Assignment: In the text on Rhaphidophoridae phylogeny, how much data represents Gammarotettix genitalis in the Sanger-sequencing dataset?

Given text:
Regarding the reanalysis of the 111-taxa matrix, the phylogenetic relationships within Rhaphidophoridae, as revealed by KIM24, were consistently recovered under the partitioned model (Supplementary Figs. 17‒22). However, the topology inferred from the CAT-GTR + G4 model exhibited significant changes. Similar to the results based on the 110-taxa matrix, Gammarotettiginae did not cluster with Anoplophilinae but instead occupied a more basal position, attracted by Comicus campestris and placed within the outgroup (Supplementary Fig. 16). Although the 111-taxa matrix was not the original dataset used for phylogenetic analysis in KIM24, these results suggest that the CAT-GTR + G4-based findings from the 110-taxa matrix might also be influenced by long-branch attraction (Fig. 1a). In any case, the results of this analysis further increase the uncertainty in the phylogeny of Rhaphidophoridae.
Consequently, the current data are far from sufficient to resolve the phylogeny of Rhaphidophoridae. The Sanger-sequencing dataset contains a high proportion of missing data, with key species such as Gammarotettix genitalis represented by only a single gene (601 sites). This lack of sufficient phylogenetic signal leads to inconsistent topologies across different models, and even within the same model under repeated analyses. Reconstructing the biogeographical history is crucial for understanding the evolutionary dynamics of Rhaphidophoridae. However, without a robust and well-supported phylogeny, such reconstructions lack a solid foundation. Future studies should prioritize the integration of genome-scale data, exploring complementary models and analytical methods, to address the outstanding evolutionary questions surrounding Rhaphidophoridae.

Record excerpts:
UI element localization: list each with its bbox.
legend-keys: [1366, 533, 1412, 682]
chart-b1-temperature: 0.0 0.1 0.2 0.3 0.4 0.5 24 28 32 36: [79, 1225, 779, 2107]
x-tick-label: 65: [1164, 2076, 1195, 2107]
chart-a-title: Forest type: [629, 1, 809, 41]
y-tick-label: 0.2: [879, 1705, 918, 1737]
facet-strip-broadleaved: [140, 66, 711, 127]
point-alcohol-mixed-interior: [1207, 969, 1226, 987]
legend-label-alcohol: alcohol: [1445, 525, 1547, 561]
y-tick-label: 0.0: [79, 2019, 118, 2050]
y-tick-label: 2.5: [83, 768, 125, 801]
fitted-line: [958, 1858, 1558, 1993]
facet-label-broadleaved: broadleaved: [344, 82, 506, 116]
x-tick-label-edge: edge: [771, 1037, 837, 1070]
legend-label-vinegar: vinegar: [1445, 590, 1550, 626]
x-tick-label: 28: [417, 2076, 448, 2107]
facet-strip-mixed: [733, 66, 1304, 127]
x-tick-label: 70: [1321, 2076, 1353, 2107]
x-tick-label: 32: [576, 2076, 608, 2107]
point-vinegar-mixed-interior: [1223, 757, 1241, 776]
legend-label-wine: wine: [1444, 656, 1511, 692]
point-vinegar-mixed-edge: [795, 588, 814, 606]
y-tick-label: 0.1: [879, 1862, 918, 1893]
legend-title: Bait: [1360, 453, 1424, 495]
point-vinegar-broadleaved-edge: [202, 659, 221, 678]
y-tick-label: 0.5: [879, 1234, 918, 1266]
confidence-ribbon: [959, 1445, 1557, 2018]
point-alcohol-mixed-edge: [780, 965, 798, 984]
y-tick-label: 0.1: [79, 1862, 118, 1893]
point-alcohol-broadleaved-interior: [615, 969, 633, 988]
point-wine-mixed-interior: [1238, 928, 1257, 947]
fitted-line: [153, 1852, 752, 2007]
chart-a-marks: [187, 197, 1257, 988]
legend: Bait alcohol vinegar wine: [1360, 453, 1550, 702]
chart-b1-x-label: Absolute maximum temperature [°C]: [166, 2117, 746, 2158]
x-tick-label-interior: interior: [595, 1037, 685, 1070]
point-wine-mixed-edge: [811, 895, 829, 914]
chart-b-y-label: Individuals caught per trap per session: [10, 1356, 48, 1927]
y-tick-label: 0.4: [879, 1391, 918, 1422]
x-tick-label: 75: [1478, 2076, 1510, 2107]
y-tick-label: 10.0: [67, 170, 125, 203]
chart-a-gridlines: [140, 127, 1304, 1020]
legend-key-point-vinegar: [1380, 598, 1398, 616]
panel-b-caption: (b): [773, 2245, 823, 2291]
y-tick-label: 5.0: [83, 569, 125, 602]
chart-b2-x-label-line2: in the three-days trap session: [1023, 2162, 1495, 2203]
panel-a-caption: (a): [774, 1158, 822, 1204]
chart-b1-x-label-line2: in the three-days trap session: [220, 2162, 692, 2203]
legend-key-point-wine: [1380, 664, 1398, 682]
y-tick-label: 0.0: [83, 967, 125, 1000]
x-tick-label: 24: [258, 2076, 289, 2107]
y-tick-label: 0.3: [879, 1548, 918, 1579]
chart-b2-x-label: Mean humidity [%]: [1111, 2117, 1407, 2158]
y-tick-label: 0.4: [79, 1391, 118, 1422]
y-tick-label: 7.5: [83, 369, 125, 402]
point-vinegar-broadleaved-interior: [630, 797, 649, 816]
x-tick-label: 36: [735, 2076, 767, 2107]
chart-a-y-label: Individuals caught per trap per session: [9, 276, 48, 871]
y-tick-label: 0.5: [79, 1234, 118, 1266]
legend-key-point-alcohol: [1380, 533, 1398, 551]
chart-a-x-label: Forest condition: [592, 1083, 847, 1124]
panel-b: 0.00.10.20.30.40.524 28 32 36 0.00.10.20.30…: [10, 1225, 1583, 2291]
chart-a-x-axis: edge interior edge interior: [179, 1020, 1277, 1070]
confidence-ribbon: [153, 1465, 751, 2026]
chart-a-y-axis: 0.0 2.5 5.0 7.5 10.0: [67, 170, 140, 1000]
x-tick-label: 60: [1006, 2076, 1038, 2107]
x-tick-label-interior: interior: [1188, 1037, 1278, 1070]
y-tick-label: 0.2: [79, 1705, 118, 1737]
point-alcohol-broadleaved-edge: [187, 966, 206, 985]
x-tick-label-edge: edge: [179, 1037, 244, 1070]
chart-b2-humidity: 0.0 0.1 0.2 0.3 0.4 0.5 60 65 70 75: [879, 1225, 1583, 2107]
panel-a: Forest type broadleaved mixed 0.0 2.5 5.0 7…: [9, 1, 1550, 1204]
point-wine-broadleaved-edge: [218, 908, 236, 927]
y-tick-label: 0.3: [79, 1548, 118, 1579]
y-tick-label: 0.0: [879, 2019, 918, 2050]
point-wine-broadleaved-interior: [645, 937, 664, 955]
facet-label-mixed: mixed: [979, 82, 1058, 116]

Result below: Only a single gene (601 sites).